→ Short problem: Lay out the records as a numbered list, from their first line through the line that contains "1430, 1423, 1473]", with blank lines left out.

→ Exercise materials:
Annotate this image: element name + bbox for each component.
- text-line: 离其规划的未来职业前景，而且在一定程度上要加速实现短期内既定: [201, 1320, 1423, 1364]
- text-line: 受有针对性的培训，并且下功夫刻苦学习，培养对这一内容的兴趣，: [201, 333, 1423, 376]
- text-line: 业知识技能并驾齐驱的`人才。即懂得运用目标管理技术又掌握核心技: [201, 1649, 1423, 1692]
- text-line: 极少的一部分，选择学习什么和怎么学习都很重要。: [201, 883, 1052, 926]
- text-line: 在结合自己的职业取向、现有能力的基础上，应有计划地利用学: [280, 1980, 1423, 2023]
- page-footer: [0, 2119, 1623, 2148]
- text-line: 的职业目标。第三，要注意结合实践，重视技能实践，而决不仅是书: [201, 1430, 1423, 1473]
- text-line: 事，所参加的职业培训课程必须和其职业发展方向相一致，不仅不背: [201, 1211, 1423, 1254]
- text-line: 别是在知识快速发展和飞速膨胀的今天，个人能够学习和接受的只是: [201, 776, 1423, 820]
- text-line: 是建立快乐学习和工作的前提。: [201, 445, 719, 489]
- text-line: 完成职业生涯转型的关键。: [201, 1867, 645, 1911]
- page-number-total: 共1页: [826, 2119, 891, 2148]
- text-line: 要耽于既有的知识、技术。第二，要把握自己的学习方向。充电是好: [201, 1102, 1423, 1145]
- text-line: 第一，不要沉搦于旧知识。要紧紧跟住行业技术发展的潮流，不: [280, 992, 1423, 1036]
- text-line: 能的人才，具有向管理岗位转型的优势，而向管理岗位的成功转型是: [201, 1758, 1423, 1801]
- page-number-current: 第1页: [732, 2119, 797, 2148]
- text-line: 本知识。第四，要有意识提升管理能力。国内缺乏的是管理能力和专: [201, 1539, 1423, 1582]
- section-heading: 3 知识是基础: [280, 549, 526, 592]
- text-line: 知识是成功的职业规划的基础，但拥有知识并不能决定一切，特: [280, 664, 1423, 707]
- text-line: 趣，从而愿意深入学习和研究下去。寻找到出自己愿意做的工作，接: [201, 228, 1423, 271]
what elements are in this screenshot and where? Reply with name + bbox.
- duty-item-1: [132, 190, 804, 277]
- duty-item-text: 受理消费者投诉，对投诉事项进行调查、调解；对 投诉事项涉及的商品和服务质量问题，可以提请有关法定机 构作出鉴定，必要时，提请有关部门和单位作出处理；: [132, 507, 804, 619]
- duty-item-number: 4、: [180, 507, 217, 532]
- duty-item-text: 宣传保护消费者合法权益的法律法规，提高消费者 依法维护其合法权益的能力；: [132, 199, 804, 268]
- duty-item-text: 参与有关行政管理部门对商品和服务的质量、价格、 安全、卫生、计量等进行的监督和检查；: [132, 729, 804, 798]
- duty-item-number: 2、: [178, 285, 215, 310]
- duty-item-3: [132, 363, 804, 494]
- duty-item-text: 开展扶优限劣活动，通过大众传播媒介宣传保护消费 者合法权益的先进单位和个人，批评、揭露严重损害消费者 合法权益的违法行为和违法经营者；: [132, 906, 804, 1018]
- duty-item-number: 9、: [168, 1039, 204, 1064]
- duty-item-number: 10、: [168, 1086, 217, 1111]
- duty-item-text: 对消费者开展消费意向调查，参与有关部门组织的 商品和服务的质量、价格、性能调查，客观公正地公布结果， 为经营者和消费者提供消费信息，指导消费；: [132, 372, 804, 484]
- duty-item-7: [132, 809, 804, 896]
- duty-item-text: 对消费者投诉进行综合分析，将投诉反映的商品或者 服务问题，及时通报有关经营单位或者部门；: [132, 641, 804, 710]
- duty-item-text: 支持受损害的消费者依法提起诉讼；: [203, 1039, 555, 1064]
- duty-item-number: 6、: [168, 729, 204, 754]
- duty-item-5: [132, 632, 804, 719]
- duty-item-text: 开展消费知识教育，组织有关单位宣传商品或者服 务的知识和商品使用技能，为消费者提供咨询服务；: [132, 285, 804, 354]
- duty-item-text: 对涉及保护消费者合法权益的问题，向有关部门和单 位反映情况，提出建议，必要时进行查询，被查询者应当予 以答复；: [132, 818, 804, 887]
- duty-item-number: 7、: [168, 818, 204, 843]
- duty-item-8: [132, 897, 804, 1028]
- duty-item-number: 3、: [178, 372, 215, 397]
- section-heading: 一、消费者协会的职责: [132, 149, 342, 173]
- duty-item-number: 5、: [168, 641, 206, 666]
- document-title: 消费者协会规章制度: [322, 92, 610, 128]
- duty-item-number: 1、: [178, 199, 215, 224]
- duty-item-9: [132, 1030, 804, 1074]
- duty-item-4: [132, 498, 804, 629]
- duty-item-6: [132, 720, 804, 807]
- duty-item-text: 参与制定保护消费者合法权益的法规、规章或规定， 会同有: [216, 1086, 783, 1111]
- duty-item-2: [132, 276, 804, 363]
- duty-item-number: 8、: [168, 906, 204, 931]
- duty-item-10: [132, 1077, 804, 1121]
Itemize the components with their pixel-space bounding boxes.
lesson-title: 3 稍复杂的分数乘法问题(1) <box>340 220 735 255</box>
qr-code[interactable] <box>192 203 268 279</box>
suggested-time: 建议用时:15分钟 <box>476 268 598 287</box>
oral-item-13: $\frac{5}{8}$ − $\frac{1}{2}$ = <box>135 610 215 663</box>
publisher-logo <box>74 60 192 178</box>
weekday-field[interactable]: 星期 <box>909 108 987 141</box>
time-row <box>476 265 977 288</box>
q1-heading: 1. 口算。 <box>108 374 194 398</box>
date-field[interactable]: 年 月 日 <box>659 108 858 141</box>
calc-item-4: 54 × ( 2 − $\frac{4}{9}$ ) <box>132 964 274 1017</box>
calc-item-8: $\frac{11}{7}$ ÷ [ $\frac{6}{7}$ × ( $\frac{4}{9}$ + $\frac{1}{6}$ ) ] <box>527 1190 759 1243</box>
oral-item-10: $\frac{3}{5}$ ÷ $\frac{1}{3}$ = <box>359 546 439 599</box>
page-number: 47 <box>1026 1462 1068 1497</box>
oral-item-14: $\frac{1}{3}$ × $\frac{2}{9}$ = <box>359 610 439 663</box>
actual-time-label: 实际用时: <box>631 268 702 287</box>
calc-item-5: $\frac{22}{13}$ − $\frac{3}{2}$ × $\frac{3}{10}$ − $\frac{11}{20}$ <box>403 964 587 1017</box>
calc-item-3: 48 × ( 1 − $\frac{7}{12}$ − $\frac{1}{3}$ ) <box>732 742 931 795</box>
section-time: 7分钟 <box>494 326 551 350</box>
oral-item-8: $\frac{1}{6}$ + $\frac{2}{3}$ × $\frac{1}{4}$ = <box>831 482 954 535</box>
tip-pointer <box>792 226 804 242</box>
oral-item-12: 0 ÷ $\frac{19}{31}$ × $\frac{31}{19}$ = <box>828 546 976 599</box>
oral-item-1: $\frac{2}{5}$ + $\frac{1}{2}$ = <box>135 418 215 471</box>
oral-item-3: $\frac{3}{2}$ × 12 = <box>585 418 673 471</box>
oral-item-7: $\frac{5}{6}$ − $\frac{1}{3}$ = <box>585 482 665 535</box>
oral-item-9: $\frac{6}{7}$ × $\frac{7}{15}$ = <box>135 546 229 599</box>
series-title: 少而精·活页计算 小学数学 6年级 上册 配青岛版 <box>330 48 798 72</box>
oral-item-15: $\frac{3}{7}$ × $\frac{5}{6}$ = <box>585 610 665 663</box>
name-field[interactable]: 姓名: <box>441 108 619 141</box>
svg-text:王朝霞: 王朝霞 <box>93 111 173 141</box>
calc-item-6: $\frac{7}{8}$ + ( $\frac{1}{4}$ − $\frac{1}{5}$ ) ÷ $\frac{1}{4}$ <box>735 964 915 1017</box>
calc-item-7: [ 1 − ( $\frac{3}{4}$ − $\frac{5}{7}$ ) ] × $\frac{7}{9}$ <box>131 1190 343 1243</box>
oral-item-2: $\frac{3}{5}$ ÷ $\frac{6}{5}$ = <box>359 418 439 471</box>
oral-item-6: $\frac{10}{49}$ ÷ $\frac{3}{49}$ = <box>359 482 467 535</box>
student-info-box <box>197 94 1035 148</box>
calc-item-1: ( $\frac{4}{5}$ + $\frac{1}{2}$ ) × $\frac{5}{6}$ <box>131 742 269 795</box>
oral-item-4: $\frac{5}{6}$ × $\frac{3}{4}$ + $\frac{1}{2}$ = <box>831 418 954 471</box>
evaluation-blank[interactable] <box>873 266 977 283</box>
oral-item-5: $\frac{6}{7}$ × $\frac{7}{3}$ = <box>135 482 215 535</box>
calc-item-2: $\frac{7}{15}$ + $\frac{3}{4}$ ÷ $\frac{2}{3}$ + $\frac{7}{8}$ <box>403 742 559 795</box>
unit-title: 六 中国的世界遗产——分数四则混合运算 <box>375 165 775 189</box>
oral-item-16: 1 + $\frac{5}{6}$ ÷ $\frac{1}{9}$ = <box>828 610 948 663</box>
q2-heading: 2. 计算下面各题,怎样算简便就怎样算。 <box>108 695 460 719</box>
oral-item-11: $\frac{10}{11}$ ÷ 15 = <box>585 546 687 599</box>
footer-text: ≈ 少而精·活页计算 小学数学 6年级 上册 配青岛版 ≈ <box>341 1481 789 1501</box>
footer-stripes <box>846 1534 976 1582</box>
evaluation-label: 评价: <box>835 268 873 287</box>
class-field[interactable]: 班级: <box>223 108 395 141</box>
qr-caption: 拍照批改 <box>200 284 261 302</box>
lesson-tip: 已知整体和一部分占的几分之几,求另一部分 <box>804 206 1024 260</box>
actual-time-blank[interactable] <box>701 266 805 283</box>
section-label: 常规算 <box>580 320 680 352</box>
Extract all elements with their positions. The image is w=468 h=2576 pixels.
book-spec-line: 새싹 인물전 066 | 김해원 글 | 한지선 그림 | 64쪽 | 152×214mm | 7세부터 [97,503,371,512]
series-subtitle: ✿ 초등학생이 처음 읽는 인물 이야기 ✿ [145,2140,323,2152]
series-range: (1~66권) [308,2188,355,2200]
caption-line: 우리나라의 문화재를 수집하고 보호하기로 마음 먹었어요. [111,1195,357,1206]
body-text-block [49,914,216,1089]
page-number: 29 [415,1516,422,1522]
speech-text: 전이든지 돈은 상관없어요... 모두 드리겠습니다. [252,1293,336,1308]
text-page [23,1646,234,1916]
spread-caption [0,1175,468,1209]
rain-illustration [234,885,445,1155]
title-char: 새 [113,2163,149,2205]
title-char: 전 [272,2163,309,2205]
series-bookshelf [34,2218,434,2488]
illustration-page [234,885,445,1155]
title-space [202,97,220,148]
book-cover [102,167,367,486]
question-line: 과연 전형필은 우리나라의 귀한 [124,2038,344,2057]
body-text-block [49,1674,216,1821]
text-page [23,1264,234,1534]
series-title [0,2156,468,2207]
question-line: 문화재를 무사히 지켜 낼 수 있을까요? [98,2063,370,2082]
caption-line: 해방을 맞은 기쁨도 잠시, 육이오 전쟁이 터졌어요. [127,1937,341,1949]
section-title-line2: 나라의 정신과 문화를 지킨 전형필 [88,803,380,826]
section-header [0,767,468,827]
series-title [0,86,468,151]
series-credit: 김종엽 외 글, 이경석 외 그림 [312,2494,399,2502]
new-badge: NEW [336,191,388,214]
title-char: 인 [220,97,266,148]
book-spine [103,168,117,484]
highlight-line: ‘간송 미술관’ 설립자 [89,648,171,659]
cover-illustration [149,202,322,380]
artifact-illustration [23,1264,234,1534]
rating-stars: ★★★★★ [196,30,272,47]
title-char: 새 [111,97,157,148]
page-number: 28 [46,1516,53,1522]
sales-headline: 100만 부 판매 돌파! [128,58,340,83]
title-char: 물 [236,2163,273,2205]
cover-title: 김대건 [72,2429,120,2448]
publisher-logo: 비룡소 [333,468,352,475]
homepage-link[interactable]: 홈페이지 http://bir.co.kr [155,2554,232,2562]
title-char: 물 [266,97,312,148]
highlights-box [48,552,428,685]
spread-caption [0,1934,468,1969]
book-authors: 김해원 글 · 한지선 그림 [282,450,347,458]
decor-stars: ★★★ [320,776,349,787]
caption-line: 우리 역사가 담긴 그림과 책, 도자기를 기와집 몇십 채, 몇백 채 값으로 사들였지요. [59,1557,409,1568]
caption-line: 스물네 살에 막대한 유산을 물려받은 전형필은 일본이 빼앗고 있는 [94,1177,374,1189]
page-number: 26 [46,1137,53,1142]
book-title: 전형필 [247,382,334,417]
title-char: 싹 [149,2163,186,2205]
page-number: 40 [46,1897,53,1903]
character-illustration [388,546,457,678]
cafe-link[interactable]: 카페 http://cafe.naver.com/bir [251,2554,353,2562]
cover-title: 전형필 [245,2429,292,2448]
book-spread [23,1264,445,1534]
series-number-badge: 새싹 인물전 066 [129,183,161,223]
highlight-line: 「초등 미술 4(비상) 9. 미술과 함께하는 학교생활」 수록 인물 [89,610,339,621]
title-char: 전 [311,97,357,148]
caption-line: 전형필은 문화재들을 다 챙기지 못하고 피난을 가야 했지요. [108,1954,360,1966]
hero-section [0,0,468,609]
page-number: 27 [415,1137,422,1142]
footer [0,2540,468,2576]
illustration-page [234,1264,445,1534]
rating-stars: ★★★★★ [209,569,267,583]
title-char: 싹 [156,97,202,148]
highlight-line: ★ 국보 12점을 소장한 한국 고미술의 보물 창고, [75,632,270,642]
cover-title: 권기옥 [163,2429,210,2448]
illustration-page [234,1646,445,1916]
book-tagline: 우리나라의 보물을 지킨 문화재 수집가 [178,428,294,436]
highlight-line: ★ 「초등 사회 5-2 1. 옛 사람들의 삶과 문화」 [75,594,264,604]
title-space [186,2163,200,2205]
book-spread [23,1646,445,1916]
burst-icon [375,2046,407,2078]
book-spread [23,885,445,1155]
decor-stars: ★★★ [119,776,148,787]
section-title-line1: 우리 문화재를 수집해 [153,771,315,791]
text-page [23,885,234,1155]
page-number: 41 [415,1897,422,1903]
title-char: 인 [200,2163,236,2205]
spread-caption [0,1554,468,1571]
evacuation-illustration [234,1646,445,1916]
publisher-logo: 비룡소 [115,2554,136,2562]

→ Completed task:
1. Annotate this image: element name + bbox for each component.
2. - text-line: 离其规划的未来职业前景，而且在一定程度上要加速实现短期内既定: [201, 1320, 1423, 1364]
3. - text-line: 受有针对性的培训，并且下功夫刻苦学习，培养对这一内容的兴趣，: [201, 333, 1423, 376]
4. - text-line: 业知识技能并驾齐驱的`人才。即懂得运用目标管理技术又掌握核心技: [201, 1649, 1423, 1692]
5. - text-line: 极少的一部分，选择学习什么和怎么学习都很重要。: [201, 883, 1052, 926]
6. - text-line: 在结合自己的职业取向、现有能力的基础上，应有计划地利用学: [280, 1980, 1423, 2023]
7. - page-footer: [0, 2119, 1623, 2148]
8. - text-line: 的职业目标。第三，要注意结合实践，重视技能实践，而决不仅是书: [201, 1430, 1423, 1473]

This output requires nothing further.